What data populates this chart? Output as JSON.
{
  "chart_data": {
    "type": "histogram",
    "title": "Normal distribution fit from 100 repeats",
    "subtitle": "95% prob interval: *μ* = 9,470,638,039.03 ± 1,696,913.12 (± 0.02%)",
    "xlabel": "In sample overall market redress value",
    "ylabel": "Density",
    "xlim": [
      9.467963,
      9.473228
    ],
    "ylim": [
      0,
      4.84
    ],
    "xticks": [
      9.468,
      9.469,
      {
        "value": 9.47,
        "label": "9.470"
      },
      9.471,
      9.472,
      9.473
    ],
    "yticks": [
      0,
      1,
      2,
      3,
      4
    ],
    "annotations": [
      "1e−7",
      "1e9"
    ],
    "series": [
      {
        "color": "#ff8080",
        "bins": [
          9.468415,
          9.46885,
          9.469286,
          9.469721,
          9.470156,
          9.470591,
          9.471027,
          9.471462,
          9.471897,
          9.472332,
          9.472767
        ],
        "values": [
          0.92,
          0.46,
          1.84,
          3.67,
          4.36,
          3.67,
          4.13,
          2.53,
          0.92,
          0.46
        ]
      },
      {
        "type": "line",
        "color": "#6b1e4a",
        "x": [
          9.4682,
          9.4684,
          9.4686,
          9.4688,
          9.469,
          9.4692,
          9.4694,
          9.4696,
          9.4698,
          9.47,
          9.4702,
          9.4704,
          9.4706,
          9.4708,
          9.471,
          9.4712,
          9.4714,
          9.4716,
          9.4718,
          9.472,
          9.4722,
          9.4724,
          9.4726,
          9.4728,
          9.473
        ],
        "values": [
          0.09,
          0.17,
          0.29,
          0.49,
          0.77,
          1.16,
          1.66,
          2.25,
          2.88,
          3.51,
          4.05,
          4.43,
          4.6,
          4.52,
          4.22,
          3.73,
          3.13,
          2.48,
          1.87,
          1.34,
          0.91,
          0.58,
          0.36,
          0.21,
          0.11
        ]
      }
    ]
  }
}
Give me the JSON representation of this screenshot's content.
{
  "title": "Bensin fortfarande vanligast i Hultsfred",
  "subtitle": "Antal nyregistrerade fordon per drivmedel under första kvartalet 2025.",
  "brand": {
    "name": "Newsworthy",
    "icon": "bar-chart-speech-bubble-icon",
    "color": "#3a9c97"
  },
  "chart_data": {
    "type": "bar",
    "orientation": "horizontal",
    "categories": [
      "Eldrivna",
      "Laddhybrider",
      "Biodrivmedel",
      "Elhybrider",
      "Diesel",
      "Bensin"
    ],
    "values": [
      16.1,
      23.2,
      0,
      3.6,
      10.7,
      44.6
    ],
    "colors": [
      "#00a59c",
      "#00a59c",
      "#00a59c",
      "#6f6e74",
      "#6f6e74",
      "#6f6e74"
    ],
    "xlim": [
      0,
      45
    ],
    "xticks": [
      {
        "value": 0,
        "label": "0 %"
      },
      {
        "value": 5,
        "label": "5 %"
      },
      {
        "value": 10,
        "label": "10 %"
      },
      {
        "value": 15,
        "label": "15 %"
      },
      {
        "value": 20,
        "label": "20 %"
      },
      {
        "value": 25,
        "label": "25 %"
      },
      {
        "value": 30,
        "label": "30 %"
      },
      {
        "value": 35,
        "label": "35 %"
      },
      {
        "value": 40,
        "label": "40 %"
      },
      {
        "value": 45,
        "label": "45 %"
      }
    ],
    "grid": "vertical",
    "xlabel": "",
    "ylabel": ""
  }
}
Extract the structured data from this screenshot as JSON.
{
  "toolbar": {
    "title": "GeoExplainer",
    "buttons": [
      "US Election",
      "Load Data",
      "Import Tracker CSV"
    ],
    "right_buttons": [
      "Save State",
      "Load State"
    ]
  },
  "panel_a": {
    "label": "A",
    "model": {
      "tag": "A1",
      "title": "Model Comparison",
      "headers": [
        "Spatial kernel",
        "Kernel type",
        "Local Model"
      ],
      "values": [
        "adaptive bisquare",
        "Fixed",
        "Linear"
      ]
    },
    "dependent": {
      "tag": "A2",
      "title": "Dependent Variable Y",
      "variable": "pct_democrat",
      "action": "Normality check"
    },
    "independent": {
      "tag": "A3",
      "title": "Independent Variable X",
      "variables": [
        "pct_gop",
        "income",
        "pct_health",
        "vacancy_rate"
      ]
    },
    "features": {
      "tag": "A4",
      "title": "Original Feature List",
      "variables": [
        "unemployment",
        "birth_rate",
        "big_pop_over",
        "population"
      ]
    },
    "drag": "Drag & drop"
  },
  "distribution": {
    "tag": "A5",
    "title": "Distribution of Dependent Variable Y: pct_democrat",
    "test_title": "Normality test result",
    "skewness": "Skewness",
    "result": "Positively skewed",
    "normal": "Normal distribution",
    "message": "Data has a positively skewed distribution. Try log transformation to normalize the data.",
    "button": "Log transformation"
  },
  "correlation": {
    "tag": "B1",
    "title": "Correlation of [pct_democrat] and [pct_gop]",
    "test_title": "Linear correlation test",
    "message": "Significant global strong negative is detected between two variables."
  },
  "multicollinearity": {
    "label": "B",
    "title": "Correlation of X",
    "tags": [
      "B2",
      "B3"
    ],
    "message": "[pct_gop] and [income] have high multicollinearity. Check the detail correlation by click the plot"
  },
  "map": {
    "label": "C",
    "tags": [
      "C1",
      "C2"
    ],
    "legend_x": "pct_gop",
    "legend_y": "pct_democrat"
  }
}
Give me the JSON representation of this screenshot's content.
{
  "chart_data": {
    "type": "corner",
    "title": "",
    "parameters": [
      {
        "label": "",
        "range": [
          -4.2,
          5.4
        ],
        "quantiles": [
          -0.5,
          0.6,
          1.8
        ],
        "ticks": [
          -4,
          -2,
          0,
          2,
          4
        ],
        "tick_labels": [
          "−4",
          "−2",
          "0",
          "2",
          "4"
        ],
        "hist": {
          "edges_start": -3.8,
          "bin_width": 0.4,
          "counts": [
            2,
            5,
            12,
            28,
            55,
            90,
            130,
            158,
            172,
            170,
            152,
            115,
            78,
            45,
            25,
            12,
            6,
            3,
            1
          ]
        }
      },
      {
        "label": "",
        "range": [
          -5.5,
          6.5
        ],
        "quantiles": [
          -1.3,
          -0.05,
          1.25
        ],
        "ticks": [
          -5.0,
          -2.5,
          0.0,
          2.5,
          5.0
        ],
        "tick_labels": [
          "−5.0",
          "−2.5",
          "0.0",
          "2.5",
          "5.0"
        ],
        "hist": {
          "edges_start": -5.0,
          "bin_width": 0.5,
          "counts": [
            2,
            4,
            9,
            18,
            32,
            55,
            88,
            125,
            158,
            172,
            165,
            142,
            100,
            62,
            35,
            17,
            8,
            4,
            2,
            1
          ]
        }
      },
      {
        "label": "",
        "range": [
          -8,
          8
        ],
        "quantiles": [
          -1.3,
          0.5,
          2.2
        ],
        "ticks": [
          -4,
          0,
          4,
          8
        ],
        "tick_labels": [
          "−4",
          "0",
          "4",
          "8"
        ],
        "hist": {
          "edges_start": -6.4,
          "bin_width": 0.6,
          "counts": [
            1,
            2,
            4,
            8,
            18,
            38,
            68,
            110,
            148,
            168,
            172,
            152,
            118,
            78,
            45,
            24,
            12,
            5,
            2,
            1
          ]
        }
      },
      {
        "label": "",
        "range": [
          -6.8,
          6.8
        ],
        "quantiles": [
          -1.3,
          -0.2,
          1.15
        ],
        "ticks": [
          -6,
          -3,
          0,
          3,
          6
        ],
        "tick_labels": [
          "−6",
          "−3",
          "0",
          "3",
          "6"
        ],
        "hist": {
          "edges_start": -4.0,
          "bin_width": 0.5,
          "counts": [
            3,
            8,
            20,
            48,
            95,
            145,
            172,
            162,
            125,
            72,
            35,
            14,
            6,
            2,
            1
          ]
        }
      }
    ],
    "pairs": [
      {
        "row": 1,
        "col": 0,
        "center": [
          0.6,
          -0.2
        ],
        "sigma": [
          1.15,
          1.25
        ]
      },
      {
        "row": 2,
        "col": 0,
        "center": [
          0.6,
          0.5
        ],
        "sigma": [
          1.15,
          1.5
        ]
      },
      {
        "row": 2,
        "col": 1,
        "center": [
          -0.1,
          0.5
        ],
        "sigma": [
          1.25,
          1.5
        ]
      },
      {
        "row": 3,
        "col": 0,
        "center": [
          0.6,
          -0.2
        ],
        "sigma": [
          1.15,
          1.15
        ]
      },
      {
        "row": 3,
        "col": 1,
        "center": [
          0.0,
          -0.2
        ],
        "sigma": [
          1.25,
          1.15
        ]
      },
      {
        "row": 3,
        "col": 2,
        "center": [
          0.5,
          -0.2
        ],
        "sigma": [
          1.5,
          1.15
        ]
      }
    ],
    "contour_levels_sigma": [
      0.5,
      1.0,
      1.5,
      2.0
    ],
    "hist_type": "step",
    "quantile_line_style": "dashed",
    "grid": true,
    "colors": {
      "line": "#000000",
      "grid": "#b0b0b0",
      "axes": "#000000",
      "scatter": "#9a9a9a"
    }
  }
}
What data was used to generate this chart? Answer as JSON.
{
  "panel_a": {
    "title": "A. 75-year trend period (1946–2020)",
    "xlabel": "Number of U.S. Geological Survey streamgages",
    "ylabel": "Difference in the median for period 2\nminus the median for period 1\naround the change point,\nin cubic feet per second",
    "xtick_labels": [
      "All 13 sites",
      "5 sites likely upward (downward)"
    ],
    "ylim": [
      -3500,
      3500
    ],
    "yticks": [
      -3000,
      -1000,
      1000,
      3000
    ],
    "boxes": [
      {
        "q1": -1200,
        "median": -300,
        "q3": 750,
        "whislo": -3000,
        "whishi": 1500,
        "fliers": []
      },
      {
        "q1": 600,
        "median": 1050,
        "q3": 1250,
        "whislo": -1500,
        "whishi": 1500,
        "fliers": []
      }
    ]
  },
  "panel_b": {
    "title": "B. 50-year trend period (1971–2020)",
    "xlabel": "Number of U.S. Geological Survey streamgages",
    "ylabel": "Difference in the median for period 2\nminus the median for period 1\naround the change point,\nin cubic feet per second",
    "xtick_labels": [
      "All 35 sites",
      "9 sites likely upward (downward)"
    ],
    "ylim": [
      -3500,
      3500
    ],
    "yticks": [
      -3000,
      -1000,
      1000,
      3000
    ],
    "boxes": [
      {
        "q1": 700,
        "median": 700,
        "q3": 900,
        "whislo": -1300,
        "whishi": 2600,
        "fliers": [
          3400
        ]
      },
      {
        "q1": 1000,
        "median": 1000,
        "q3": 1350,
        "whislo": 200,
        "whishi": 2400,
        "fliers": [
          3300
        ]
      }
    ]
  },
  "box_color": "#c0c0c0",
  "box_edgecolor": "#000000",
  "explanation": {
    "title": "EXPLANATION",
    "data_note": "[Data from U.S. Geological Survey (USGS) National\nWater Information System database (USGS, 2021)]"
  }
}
-.-.-
* **Task requirements**
Report the number of lines above that contain the word "whishi", and only that number.

* **Answer for this exercise**
4